Problem statement:
Narrow the data below down to the lines containing "replies".

Extracted information:
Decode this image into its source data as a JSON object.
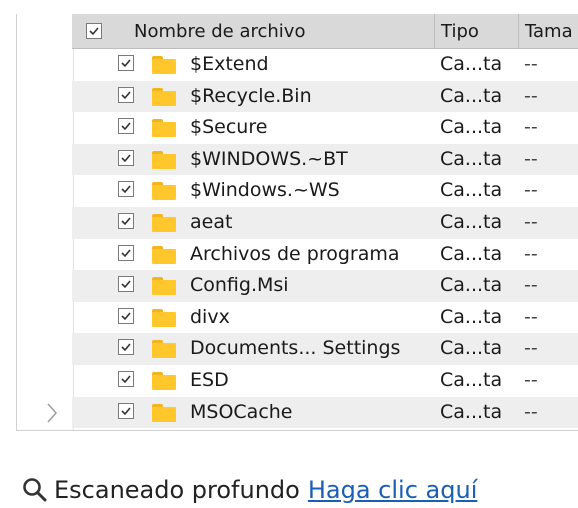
{
  "header": {
    "name_label": "Nombre de archivo",
    "type_label": "Tipo",
    "size_label": "Tama"
  },
  "files": [
    {
      "name": "$Extend",
      "type": "Ca...ta",
      "size": "--",
      "checked": true
    },
    {
      "name": "$Recycle.Bin",
      "type": "Ca...ta",
      "size": "--",
      "checked": true
    },
    {
      "name": "$Secure",
      "type": "Ca...ta",
      "size": "--",
      "checked": true
    },
    {
      "name": "$WINDOWS.~BT",
      "type": "Ca...ta",
      "size": "--",
      "checked": true
    },
    {
      "name": "$Windows.~WS",
      "type": "Ca...ta",
      "size": "--",
      "checked": true
    },
    {
      "name": "aeat",
      "type": "Ca...ta",
      "size": "--",
      "checked": true
    },
    {
      "name": "Archivos de programa",
      "type": "Ca...ta",
      "size": "--",
      "checked": true
    },
    {
      "name": "Config.Msi",
      "type": "Ca...ta",
      "size": "--",
      "checked": true
    },
    {
      "name": "divx",
      "type": "Ca...ta",
      "size": "--",
      "checked": true
    },
    {
      "name": "Documents... Settings",
      "type": "Ca...ta",
      "size": "--",
      "checked": true
    },
    {
      "name": "ESD",
      "type": "Ca...ta",
      "size": "--",
      "checked": true
    },
    {
      "name": "MSOCache",
      "type": "Ca...ta",
      "size": "--",
      "checked": true
    }
  ],
  "footer": {
    "scan_label": "Escaneado profundo",
    "link_label": "Haga clic aquí"
  },
  "icons": {
    "folder": "folder-icon",
    "search": "search-icon",
    "expand": "chevron-right-icon"
  },
  "colors": {
    "folder": "#ffc72c",
    "link": "#1a5fb4",
    "header_bg": "#d9d9d9"
  }
}
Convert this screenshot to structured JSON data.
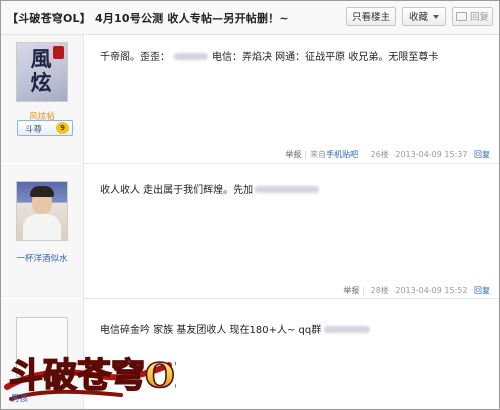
{
  "header": {
    "title": "【斗破苍穹OL】 4月10号公测  收人专帖—另开帖删！~",
    "only_op_label": "只看楼主",
    "collect_label": "收藏",
    "reply_label": "回复"
  },
  "posts": [
    {
      "author": "风炫帖",
      "avatar_text": "風炫",
      "badge_label": "斗尊",
      "badge_level": "9",
      "content_a": "千帝阁。歪歪：",
      "content_b": "电信：弄焰决  网通：征战平原  收兄弟。无限至尊卡",
      "report": "举报",
      "source": "来自",
      "source_app": "手机贴吧",
      "floor": "26楼",
      "time": "2013-04-09 15:37",
      "reply": "回复"
    },
    {
      "author": "一杯洋酒似水",
      "content_a": "收人收人  走出属于我们辉煌。先加",
      "report": "举报",
      "floor": "28楼",
      "time": "2013-04-09 15:52",
      "reply": "回复"
    },
    {
      "author": "男孩",
      "content_a": "电信碎金吟  家族  基友团收人  现在180+人~ qq群"
    }
  ],
  "logo": {
    "text": "斗破苍穹OL",
    "colors": {
      "gold": "#f0c63a",
      "red": "#b3150f",
      "outline": "#5a0b05"
    }
  },
  "colors": {
    "link": "#2d64b3",
    "meta": "#999999",
    "badge": "#f3c31f"
  }
}
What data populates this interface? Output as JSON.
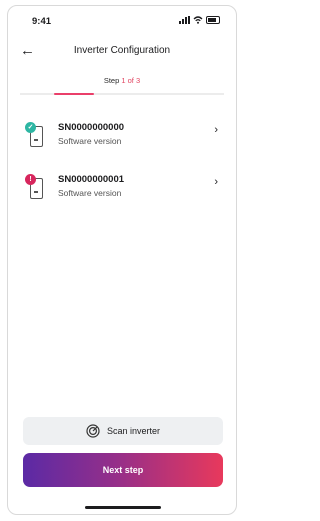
{
  "status": {
    "time": "9:41"
  },
  "header": {
    "title": "Inverter Configuration"
  },
  "step": {
    "prefix": "Step",
    "current": "1 of 3",
    "progress": 0.33
  },
  "devices": [
    {
      "serial": "SN0000000000",
      "subtitle": "Software version",
      "status": "ok",
      "badge": "✓"
    },
    {
      "serial": "SN0000000001",
      "subtitle": "Software version",
      "status": "error",
      "badge": "!"
    }
  ],
  "actions": {
    "scan_label": "Scan inverter",
    "next_label": "Next step"
  },
  "colors": {
    "accent": "#ea3f6a",
    "ok": "#2db6a3",
    "error": "#d7265d",
    "gradient_start": "#5b2aa5",
    "gradient_end": "#e8395c"
  }
}
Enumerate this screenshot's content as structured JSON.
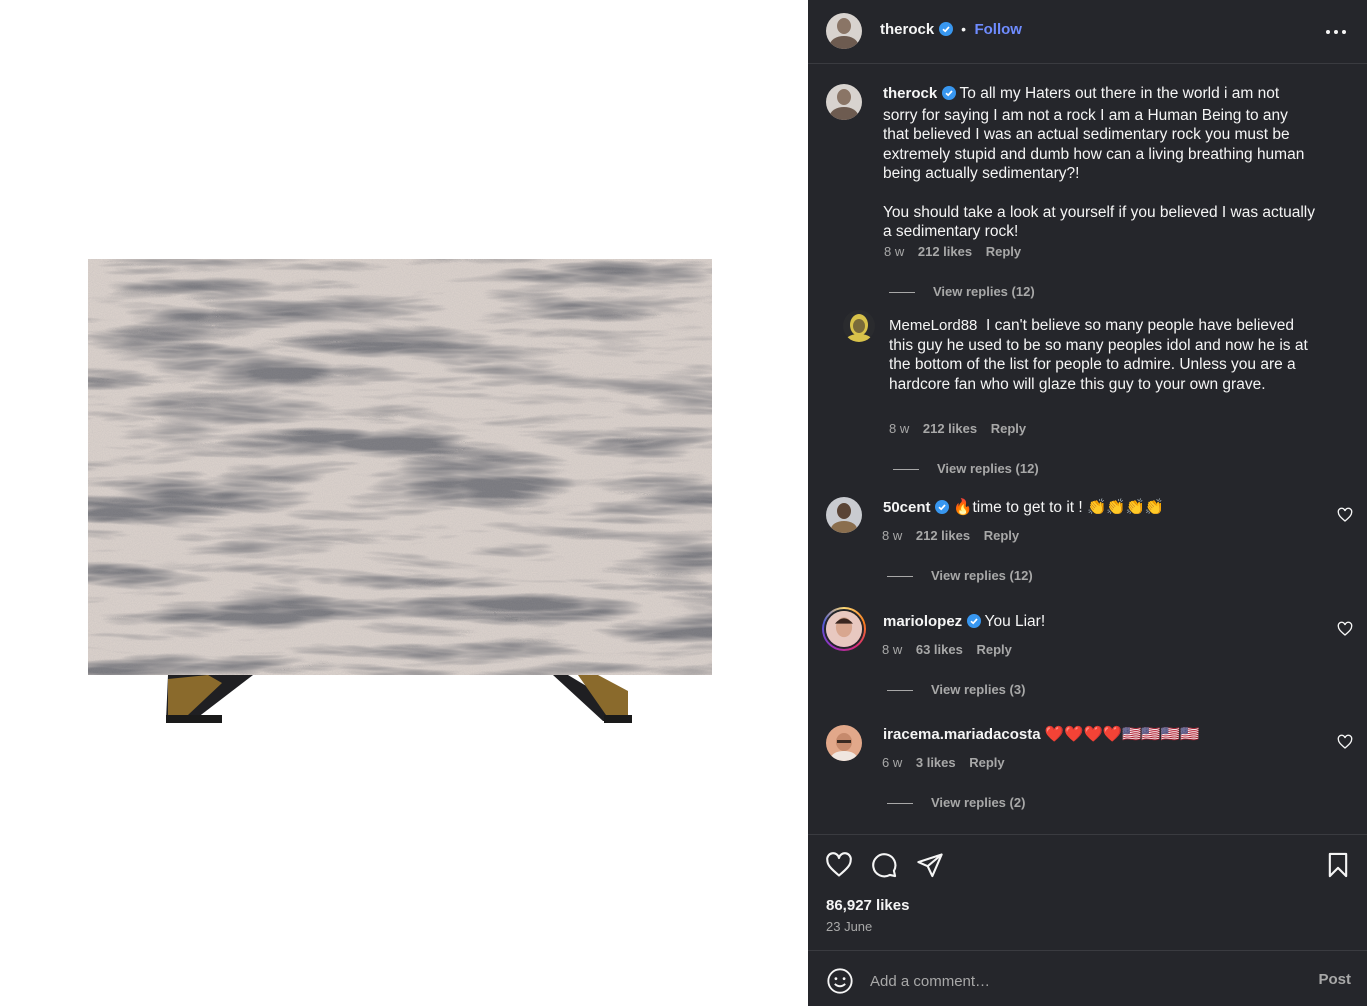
{
  "post": {
    "author": "therock",
    "follow_label": "Follow",
    "separator": "•",
    "likes": "86,927 likes",
    "date": "23 June"
  },
  "caption": {
    "author": "therock",
    "text1": "To all my Haters out there in the world i am not sorry for saying I am not a rock I am a Human Being to any that believed I was an actual sedimentary rock you must be extremely stupid and dumb how can a living breathing human being actually sedimentary?!",
    "text2": "You should take a look at yourself if you believed I was actually a sedimentary rock!",
    "age": "8 w",
    "likes": "212 likes",
    "reply": "Reply",
    "view_replies": "View replies (12)"
  },
  "comments": [
    {
      "author": "MemeLord88",
      "text": "I can't believe so many people have believed this guy he used to be so many peoples idol and now he is at the bottom of the list for people to admire. Unless you are a hardcore fan who will glaze this guy to your own grave.",
      "age": "8 w",
      "likes": "212 likes",
      "reply": "Reply",
      "view_replies": "View replies (12)"
    },
    {
      "author": "50cent",
      "text": "🔥time to get to it ! 👏👏👏👏",
      "age": "8 w",
      "likes": "212 likes",
      "reply": "Reply",
      "view_replies": "View replies (12)"
    },
    {
      "author": "mariolopez",
      "text": "You Liar!",
      "age": "8 w",
      "likes": "63 likes",
      "reply": "Reply",
      "view_replies": "View replies (3)"
    },
    {
      "author": "iracema.mariadacosta",
      "text": "❤️❤️❤️❤️🇺🇸🇺🇸🇺🇸🇺🇸",
      "age": "6 w",
      "likes": "3 likes",
      "reply": "Reply",
      "view_replies": "View replies (2)"
    }
  ],
  "composer": {
    "placeholder": "Add a comment…",
    "post_label": "Post"
  },
  "icons": {
    "more": "more-options-icon",
    "like": "heart-icon",
    "comment": "comment-icon",
    "share": "share-icon",
    "save": "bookmark-icon",
    "emoji": "emoji-icon",
    "verified": "verified-badge-icon"
  },
  "colors": {
    "panel_bg": "#25262b",
    "accent": "#6f8cff",
    "verified": "#3897f0",
    "muted": "#a8a8a8"
  }
}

The solution:
    "view_replies": "View replies (12)"
      "view_replies": "View replies (12)"
      "view_replies": "View replies (12)"
      "view_replies": "View replies (3)"
      "view_replies": "View replies (2)"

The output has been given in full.